Task description: Locate the lines where "type" occurs and copy them as they stand.

[Stored entries]
##############################

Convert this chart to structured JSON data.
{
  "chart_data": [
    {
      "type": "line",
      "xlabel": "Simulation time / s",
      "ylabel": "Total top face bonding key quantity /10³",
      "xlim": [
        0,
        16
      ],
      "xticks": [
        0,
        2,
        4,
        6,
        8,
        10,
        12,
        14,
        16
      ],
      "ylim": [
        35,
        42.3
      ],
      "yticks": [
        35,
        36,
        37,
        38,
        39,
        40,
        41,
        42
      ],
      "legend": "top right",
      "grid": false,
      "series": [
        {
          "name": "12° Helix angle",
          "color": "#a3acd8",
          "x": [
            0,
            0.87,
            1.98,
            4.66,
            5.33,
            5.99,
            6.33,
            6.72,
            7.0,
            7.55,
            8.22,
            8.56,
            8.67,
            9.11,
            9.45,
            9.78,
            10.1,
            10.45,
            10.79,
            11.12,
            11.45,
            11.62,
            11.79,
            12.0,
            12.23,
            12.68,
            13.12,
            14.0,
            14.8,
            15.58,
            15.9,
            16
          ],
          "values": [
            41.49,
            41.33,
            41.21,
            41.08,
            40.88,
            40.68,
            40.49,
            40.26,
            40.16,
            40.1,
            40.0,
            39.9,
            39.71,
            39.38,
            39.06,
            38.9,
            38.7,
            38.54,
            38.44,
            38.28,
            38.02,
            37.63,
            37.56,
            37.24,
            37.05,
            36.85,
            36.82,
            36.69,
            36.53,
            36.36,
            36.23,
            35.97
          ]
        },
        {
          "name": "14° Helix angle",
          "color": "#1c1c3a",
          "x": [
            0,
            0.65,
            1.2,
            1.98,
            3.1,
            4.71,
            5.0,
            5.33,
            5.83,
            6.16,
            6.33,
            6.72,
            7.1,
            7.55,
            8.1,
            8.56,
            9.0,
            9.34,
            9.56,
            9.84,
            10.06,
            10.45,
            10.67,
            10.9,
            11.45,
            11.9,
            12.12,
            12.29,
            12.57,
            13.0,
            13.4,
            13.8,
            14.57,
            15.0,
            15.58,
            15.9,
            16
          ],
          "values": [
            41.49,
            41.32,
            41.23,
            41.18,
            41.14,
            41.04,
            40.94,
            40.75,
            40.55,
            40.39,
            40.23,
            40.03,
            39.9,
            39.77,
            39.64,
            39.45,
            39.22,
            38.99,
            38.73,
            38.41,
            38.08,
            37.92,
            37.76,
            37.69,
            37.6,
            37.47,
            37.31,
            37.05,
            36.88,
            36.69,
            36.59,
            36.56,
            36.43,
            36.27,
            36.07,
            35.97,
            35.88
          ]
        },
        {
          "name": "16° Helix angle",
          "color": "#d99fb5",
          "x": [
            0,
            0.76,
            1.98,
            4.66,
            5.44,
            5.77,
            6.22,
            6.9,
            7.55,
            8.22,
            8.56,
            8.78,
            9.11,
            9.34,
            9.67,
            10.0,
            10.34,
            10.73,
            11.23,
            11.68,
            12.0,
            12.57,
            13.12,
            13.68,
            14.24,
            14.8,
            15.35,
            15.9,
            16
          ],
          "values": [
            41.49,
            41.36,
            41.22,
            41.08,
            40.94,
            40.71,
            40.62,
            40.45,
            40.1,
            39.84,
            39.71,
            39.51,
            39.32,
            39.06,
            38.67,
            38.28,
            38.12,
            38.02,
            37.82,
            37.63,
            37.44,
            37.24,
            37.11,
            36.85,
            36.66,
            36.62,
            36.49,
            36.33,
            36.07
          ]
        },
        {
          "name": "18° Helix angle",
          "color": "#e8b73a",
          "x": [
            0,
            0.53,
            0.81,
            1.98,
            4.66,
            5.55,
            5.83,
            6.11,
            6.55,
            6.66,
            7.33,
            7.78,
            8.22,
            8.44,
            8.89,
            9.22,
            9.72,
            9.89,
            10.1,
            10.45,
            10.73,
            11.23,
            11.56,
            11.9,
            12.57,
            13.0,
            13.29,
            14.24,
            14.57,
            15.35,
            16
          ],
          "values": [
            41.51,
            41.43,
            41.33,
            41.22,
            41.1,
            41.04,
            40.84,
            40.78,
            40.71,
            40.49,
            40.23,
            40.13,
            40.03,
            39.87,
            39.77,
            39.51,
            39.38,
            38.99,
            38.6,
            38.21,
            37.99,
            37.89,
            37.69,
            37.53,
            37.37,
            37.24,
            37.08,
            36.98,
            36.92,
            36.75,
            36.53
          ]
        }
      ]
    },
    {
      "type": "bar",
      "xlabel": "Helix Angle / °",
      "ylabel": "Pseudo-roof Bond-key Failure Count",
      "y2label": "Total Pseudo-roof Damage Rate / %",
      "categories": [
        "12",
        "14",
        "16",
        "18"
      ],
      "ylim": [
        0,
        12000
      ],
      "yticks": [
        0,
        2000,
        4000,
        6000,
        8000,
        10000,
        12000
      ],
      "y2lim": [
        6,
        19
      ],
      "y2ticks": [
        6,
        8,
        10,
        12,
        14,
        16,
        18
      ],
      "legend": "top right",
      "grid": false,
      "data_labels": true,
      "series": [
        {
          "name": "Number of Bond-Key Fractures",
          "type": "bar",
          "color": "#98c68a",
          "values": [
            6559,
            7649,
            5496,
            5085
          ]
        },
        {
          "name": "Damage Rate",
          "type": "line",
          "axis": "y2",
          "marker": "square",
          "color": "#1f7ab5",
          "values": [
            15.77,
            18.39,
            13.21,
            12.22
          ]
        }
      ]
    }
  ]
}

##############################

Exercise answer:
      "type": "line",
      "type": "bar",
          "type": "bar",
          "type": "line",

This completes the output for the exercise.